◆ What is required: Collect all lines from the listing that include the string "Юсупова".

--- BEGIN Exercise data ---

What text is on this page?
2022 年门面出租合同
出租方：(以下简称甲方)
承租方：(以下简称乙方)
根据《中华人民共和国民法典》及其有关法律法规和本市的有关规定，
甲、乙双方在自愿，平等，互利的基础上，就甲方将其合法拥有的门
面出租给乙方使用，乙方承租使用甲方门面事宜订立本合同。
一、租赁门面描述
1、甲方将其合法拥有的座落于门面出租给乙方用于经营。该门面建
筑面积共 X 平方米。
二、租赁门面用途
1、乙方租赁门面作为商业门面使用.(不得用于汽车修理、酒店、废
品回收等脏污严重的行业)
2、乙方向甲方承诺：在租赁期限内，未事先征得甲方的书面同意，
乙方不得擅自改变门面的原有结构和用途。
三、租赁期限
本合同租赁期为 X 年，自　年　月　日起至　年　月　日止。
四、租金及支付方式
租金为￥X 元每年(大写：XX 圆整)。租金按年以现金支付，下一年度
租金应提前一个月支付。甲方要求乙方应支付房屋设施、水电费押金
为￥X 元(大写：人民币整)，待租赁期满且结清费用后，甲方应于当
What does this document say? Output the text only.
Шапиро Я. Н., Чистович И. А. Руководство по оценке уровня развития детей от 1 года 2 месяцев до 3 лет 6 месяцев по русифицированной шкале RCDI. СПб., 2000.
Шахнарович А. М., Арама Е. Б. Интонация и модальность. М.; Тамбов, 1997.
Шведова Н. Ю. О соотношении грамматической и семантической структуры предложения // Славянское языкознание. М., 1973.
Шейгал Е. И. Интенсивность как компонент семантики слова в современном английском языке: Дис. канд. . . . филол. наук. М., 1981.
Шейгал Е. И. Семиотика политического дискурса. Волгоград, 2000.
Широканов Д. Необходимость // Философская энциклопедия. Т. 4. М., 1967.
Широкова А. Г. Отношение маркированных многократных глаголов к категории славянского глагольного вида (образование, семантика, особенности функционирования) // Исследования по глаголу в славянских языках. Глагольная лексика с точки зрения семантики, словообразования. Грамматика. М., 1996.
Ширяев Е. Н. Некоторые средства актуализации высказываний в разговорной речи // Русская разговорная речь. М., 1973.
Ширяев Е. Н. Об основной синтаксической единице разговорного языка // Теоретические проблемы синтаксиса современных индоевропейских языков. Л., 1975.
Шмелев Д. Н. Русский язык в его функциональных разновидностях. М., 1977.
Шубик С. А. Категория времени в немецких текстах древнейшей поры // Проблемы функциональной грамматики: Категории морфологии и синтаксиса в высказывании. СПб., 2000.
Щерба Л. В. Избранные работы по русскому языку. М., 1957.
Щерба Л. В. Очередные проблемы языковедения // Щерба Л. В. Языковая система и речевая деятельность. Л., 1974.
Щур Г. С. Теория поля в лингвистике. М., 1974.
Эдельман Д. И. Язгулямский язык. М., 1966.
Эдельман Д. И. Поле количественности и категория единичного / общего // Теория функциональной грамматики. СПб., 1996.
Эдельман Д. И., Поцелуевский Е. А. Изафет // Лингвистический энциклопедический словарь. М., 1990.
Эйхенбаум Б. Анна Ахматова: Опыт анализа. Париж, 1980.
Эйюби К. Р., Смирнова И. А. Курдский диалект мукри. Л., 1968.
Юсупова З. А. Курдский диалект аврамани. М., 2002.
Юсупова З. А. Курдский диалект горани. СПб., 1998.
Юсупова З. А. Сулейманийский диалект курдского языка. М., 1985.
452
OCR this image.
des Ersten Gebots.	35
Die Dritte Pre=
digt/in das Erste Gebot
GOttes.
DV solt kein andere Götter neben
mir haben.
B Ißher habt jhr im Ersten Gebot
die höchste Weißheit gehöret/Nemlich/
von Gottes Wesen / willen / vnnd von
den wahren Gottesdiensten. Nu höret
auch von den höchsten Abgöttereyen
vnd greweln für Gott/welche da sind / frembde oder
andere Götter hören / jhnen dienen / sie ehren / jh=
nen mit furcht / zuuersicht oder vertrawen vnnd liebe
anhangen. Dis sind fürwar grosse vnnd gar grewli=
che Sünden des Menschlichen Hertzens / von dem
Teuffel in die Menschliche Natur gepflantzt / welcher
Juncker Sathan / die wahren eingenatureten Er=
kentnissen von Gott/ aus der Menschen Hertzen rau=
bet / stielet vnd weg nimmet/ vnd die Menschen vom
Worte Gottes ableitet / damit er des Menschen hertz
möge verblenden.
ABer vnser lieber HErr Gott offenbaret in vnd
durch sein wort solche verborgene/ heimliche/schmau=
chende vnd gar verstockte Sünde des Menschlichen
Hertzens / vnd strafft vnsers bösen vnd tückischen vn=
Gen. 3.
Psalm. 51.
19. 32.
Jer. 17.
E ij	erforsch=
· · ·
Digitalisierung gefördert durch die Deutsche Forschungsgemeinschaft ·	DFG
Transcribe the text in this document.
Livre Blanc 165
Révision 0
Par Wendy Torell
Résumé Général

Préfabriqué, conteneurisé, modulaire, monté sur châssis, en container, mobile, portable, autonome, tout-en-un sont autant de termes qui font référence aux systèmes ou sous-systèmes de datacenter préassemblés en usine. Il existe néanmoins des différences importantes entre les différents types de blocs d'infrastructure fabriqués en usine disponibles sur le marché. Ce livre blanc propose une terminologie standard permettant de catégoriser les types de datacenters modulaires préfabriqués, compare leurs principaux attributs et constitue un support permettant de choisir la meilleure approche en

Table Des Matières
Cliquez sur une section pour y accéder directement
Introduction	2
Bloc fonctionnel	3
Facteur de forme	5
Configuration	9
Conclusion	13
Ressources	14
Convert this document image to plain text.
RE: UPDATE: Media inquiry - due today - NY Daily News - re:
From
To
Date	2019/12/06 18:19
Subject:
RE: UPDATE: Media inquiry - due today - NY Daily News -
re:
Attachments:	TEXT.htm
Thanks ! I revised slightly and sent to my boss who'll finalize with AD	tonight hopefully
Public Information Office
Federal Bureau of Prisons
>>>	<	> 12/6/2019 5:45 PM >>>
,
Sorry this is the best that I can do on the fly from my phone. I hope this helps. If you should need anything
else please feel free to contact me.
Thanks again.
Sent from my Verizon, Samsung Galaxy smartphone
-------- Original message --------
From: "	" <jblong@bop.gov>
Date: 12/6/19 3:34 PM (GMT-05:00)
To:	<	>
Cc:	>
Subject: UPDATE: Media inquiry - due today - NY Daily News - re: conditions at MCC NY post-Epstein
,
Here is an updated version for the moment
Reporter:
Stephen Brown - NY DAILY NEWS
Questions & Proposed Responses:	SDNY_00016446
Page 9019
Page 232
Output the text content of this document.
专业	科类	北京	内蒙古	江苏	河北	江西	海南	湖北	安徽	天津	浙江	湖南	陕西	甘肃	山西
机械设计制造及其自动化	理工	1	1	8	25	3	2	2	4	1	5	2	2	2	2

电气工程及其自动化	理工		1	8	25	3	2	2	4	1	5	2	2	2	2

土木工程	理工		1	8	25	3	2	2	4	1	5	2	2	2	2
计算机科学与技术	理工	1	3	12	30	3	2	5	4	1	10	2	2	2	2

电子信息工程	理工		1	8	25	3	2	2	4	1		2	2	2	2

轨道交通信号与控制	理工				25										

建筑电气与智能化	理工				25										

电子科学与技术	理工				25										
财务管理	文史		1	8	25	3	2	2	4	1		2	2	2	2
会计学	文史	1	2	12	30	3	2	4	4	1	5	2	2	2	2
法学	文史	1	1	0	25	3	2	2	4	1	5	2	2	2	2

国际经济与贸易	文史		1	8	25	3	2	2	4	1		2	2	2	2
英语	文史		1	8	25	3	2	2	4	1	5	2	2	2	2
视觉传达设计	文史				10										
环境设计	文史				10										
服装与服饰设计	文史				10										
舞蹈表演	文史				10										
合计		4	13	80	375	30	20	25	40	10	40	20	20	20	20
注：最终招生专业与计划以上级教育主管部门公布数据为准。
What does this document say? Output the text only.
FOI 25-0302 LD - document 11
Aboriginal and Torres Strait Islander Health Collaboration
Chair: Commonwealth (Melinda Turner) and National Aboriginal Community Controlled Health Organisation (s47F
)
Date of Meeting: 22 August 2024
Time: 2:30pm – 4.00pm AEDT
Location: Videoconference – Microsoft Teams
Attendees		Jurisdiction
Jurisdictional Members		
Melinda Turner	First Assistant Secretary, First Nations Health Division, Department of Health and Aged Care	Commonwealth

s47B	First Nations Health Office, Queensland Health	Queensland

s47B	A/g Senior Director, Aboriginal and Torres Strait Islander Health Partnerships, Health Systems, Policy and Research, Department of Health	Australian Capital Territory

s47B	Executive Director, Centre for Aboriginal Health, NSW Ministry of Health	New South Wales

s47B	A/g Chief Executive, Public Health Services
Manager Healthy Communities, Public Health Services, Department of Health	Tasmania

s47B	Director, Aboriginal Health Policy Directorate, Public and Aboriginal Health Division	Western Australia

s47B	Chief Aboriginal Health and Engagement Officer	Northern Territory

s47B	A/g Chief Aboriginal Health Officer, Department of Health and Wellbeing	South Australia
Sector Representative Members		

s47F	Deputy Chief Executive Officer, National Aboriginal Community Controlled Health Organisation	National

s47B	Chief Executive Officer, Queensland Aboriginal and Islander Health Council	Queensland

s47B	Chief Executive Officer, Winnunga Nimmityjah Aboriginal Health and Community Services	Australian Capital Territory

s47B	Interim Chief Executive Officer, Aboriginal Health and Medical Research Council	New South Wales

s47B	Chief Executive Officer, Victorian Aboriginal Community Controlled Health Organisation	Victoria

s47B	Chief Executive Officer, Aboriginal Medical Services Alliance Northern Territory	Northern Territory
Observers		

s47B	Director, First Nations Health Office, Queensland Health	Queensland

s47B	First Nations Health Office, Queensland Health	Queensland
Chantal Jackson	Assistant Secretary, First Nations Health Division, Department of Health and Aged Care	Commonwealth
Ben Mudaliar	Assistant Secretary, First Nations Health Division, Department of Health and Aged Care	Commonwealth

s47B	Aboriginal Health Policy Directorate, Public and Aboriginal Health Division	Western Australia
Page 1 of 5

--- END Exercise data ---

◆ Output for this exercise:
Юсупова З. А. Курдский диалект аврамани. М., 2002.
Юсупова З. А. Курдский диалект горани. СПб., 1998.
Юсупова З. А. Сулейманийский диалект курдского языка. М., 1985.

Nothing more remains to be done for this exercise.